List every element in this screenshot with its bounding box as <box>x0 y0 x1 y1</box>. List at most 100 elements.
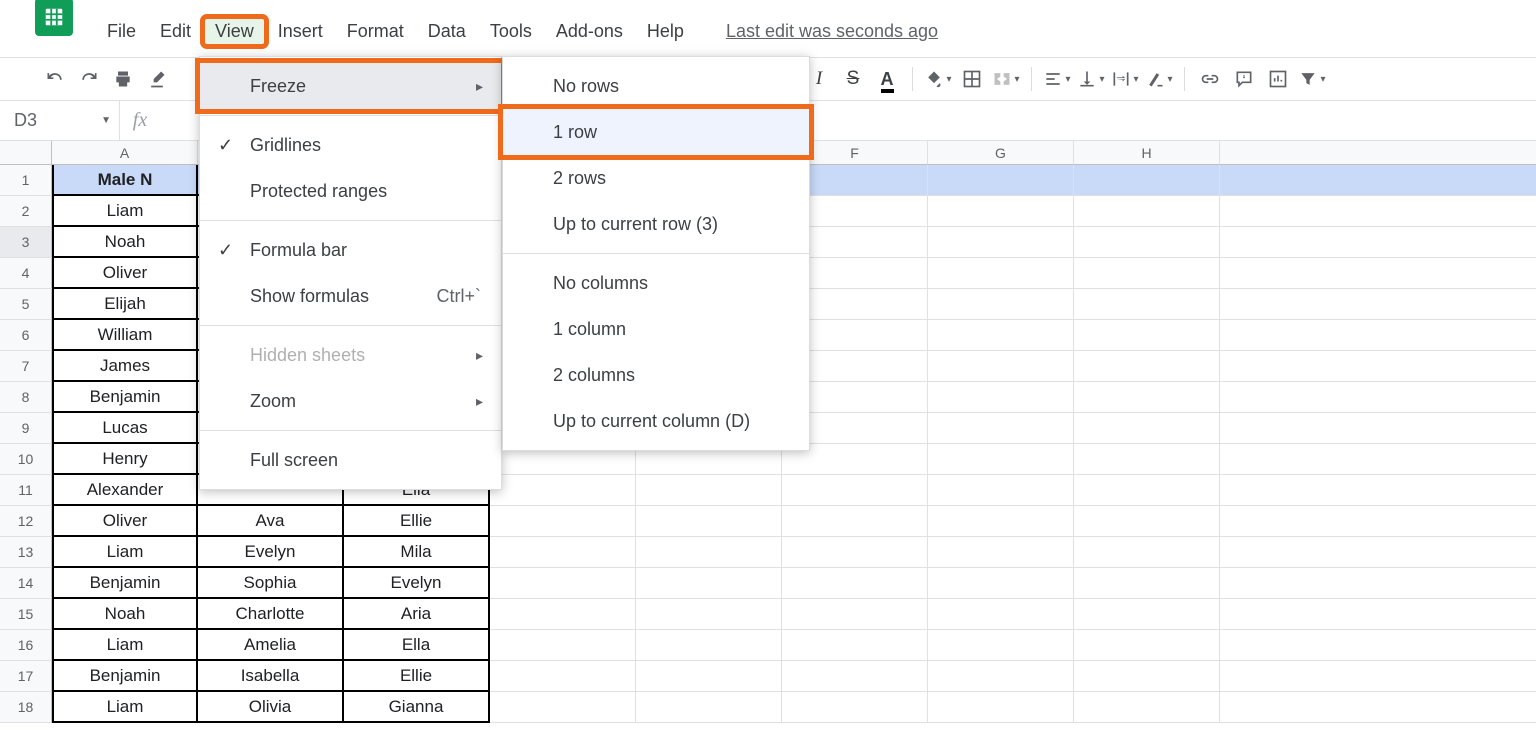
cell[interactable] <box>1074 227 1220 258</box>
cell[interactable] <box>928 351 1074 382</box>
fill-color-button[interactable]: ▾ <box>923 64 953 94</box>
row-head[interactable]: 2 <box>0 196 52 227</box>
cell[interactable]: Isabella <box>198 661 344 692</box>
cell[interactable] <box>1220 165 1536 196</box>
filter-button[interactable]: ▾ <box>1297 64 1327 94</box>
cell[interactable]: Liam <box>52 196 198 227</box>
cell[interactable]: Mila <box>344 537 490 568</box>
link-button[interactable] <box>1195 64 1225 94</box>
redo-button[interactable] <box>74 64 104 94</box>
freeze-1-column[interactable]: 1 column <box>503 306 809 352</box>
row-head[interactable]: 18 <box>0 692 52 723</box>
cell[interactable] <box>1074 413 1220 444</box>
select-all-corner[interactable] <box>0 141 52 165</box>
cell[interactable]: Aria <box>344 599 490 630</box>
cell[interactable] <box>1220 413 1536 444</box>
freeze-no-rows[interactable]: No rows <box>503 63 809 109</box>
print-button[interactable] <box>108 64 138 94</box>
menu-edit[interactable]: Edit <box>148 17 203 46</box>
cell[interactable] <box>490 568 636 599</box>
freeze-no-columns[interactable]: No columns <box>503 260 809 306</box>
cell[interactable] <box>928 413 1074 444</box>
name-box[interactable]: D3 ▼ <box>0 101 120 140</box>
cell[interactable]: Liam <box>52 630 198 661</box>
cell[interactable] <box>928 289 1074 320</box>
cell[interactable] <box>1220 351 1536 382</box>
last-edit-link[interactable]: Last edit was seconds ago <box>726 21 938 42</box>
cell[interactable]: Benjamin <box>52 382 198 413</box>
cell[interactable]: Male N <box>52 165 198 196</box>
row-head[interactable]: 16 <box>0 630 52 661</box>
cell[interactable] <box>1220 258 1536 289</box>
cell[interactable] <box>928 196 1074 227</box>
cell[interactable] <box>1074 475 1220 506</box>
menu-format[interactable]: Format <box>335 17 416 46</box>
row-head[interactable]: 13 <box>0 537 52 568</box>
cell[interactable]: Charlotte <box>198 599 344 630</box>
cell[interactable] <box>1074 289 1220 320</box>
row-head[interactable]: 4 <box>0 258 52 289</box>
cell[interactable] <box>1074 661 1220 692</box>
cell[interactable] <box>928 630 1074 661</box>
row-head[interactable]: 10 <box>0 444 52 475</box>
cell[interactable] <box>636 599 782 630</box>
cell[interactable] <box>1074 630 1220 661</box>
cell[interactable] <box>782 661 928 692</box>
cell[interactable] <box>1220 537 1536 568</box>
cell[interactable] <box>782 537 928 568</box>
view-protected-ranges[interactable]: Protected ranges <box>200 168 501 214</box>
col-head-g[interactable]: G <box>928 141 1074 165</box>
cell[interactable] <box>928 444 1074 475</box>
cell[interactable]: Oliver <box>52 506 198 537</box>
cell[interactable] <box>928 258 1074 289</box>
cell[interactable] <box>490 599 636 630</box>
row-head[interactable]: 5 <box>0 289 52 320</box>
cell[interactable] <box>1220 382 1536 413</box>
cell[interactable] <box>928 165 1074 196</box>
cell[interactable]: Ellie <box>344 661 490 692</box>
row-head[interactable]: 15 <box>0 599 52 630</box>
cell[interactable]: Sophia <box>198 568 344 599</box>
view-zoom[interactable]: Zoom <box>200 378 501 424</box>
cell[interactable]: Benjamin <box>52 568 198 599</box>
cell[interactable] <box>1074 351 1220 382</box>
cell[interactable] <box>1220 444 1536 475</box>
cell[interactable] <box>1074 165 1220 196</box>
cell[interactable] <box>1220 599 1536 630</box>
cell[interactable] <box>928 320 1074 351</box>
row-head[interactable]: 17 <box>0 661 52 692</box>
cell[interactable] <box>1074 382 1220 413</box>
cell[interactable] <box>1220 227 1536 258</box>
view-full-screen[interactable]: Full screen <box>200 437 501 483</box>
cell[interactable]: James <box>52 351 198 382</box>
cell[interactable] <box>1220 506 1536 537</box>
cell[interactable] <box>782 568 928 599</box>
cell[interactable] <box>490 537 636 568</box>
col-head-a[interactable]: A <box>52 141 198 165</box>
row-head[interactable]: 12 <box>0 506 52 537</box>
cell[interactable] <box>782 506 928 537</box>
cell[interactable]: Ellie <box>344 506 490 537</box>
cell[interactable] <box>636 475 782 506</box>
cell[interactable]: Noah <box>52 227 198 258</box>
menu-data[interactable]: Data <box>416 17 478 46</box>
cell[interactable] <box>1220 475 1536 506</box>
paint-format-button[interactable] <box>142 64 172 94</box>
freeze-up-to-column[interactable]: Up to current column (D) <box>503 398 809 444</box>
cell[interactable] <box>928 692 1074 723</box>
cell[interactable] <box>1074 506 1220 537</box>
cell[interactable] <box>1074 568 1220 599</box>
menu-file[interactable]: File <box>95 17 148 46</box>
cell[interactable] <box>782 630 928 661</box>
freeze-2-columns[interactable]: 2 columns <box>503 352 809 398</box>
cell[interactable] <box>782 599 928 630</box>
cell[interactable] <box>490 506 636 537</box>
cell[interactable] <box>1074 196 1220 227</box>
cell[interactable] <box>636 692 782 723</box>
borders-button[interactable] <box>957 64 987 94</box>
sheets-logo[interactable] <box>35 0 73 36</box>
view-show-formulas[interactable]: Show formulas Ctrl+` <box>200 273 501 319</box>
row-head[interactable]: 8 <box>0 382 52 413</box>
cell[interactable]: Elijah <box>52 289 198 320</box>
view-freeze[interactable]: Freeze <box>200 63 501 109</box>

| Challenge |
Reproduce every item above line for line, changing nothing, and leave the picture out of your answer.

| Correct response |
List every element in this screenshot with its bounding box as <box>x0 y0 x1 y1</box>. List at most 100 elements.
cell[interactable] <box>1074 227 1220 258</box>
cell[interactable] <box>928 351 1074 382</box>
fill-color-button[interactable]: ▾ <box>923 64 953 94</box>
row-head[interactable]: 2 <box>0 196 52 227</box>
cell[interactable]: Isabella <box>198 661 344 692</box>
cell[interactable] <box>1220 165 1536 196</box>
filter-button[interactable]: ▾ <box>1297 64 1327 94</box>
cell[interactable]: Liam <box>52 196 198 227</box>
cell[interactable]: Mila <box>344 537 490 568</box>
link-button[interactable] <box>1195 64 1225 94</box>
redo-button[interactable] <box>74 64 104 94</box>
freeze-1-column[interactable]: 1 column <box>503 306 809 352</box>
row-head[interactable]: 18 <box>0 692 52 723</box>
cell[interactable] <box>1074 413 1220 444</box>
select-all-corner[interactable] <box>0 141 52 165</box>
cell[interactable]: Aria <box>344 599 490 630</box>
cell[interactable] <box>1220 413 1536 444</box>
freeze-no-rows[interactable]: No rows <box>503 63 809 109</box>
print-button[interactable] <box>108 64 138 94</box>
menu-edit[interactable]: Edit <box>148 17 203 46</box>
cell[interactable] <box>490 568 636 599</box>
freeze-no-columns[interactable]: No columns <box>503 260 809 306</box>
cell[interactable] <box>928 413 1074 444</box>
name-box[interactable]: D3 ▼ <box>0 101 120 140</box>
cell[interactable]: Liam <box>52 630 198 661</box>
cell[interactable] <box>928 289 1074 320</box>
cell[interactable] <box>1220 351 1536 382</box>
last-edit-link[interactable]: Last edit was seconds ago <box>726 21 938 42</box>
cell[interactable]: Benjamin <box>52 382 198 413</box>
cell[interactable]: Male N <box>52 165 198 196</box>
row-head[interactable]: 16 <box>0 630 52 661</box>
cell[interactable] <box>1220 258 1536 289</box>
cell[interactable] <box>928 196 1074 227</box>
cell[interactable] <box>1074 475 1220 506</box>
menu-format[interactable]: Format <box>335 17 416 46</box>
row-head[interactable]: 13 <box>0 537 52 568</box>
cell[interactable]: Charlotte <box>198 599 344 630</box>
cell[interactable] <box>1074 289 1220 320</box>
row-head[interactable]: 4 <box>0 258 52 289</box>
cell[interactable] <box>1074 661 1220 692</box>
cell[interactable] <box>928 630 1074 661</box>
row-head[interactable]: 10 <box>0 444 52 475</box>
cell[interactable] <box>636 599 782 630</box>
cell[interactable] <box>1074 630 1220 661</box>
cell[interactable] <box>782 661 928 692</box>
cell[interactable] <box>1220 537 1536 568</box>
cell[interactable] <box>782 537 928 568</box>
view-protected-ranges[interactable]: Protected ranges <box>200 168 501 214</box>
col-head-g[interactable]: G <box>928 141 1074 165</box>
cell[interactable] <box>928 444 1074 475</box>
cell[interactable]: Oliver <box>52 506 198 537</box>
cell[interactable] <box>928 258 1074 289</box>
cell[interactable] <box>490 599 636 630</box>
row-head[interactable]: 5 <box>0 289 52 320</box>
cell[interactable] <box>1220 382 1536 413</box>
cell[interactable] <box>928 165 1074 196</box>
cell[interactable]: Ellie <box>344 661 490 692</box>
row-head[interactable]: 15 <box>0 599 52 630</box>
cell[interactable]: Sophia <box>198 568 344 599</box>
view-zoom[interactable]: Zoom <box>200 378 501 424</box>
cell[interactable]: Benjamin <box>52 568 198 599</box>
cell[interactable] <box>1074 351 1220 382</box>
cell[interactable] <box>1220 444 1536 475</box>
cell[interactable] <box>1074 165 1220 196</box>
cell[interactable] <box>1220 599 1536 630</box>
cell[interactable] <box>928 320 1074 351</box>
row-head[interactable]: 17 <box>0 661 52 692</box>
cell[interactable] <box>1074 382 1220 413</box>
cell[interactable] <box>1220 227 1536 258</box>
view-full-screen[interactable]: Full screen <box>200 437 501 483</box>
cell[interactable]: James <box>52 351 198 382</box>
cell[interactable] <box>1220 506 1536 537</box>
cell[interactable] <box>782 568 928 599</box>
cell[interactable] <box>490 537 636 568</box>
col-head-a[interactable]: A <box>52 141 198 165</box>
row-head[interactable]: 12 <box>0 506 52 537</box>
cell[interactable] <box>782 506 928 537</box>
cell[interactable]: Ellie <box>344 506 490 537</box>
cell[interactable] <box>636 475 782 506</box>
cell[interactable]: Noah <box>52 227 198 258</box>
menu-data[interactable]: Data <box>416 17 478 46</box>
cell[interactable] <box>1220 475 1536 506</box>
paint-format-button[interactable] <box>142 64 172 94</box>
freeze-up-to-column[interactable]: Up to current column (D) <box>503 398 809 444</box>
cell[interactable] <box>928 692 1074 723</box>
cell[interactable] <box>1074 506 1220 537</box>
cell[interactable] <box>1074 568 1220 599</box>
menu-file[interactable]: File <box>95 17 148 46</box>
cell[interactable] <box>782 630 928 661</box>
freeze-2-columns[interactable]: 2 columns <box>503 352 809 398</box>
cell[interactable] <box>782 599 928 630</box>
cell[interactable] <box>490 506 636 537</box>
cell[interactable] <box>1074 196 1220 227</box>
cell[interactable] <box>636 692 782 723</box>
borders-button[interactable] <box>957 64 987 94</box>
sheets-logo[interactable] <box>35 0 73 36</box>
view-show-formulas[interactable]: Show formulas Ctrl+` <box>200 273 501 319</box>
row-head[interactable]: 8 <box>0 382 52 413</box>
cell[interactable]: Elijah <box>52 289 198 320</box>
view-freeze[interactable]: Freeze <box>200 63 501 109</box>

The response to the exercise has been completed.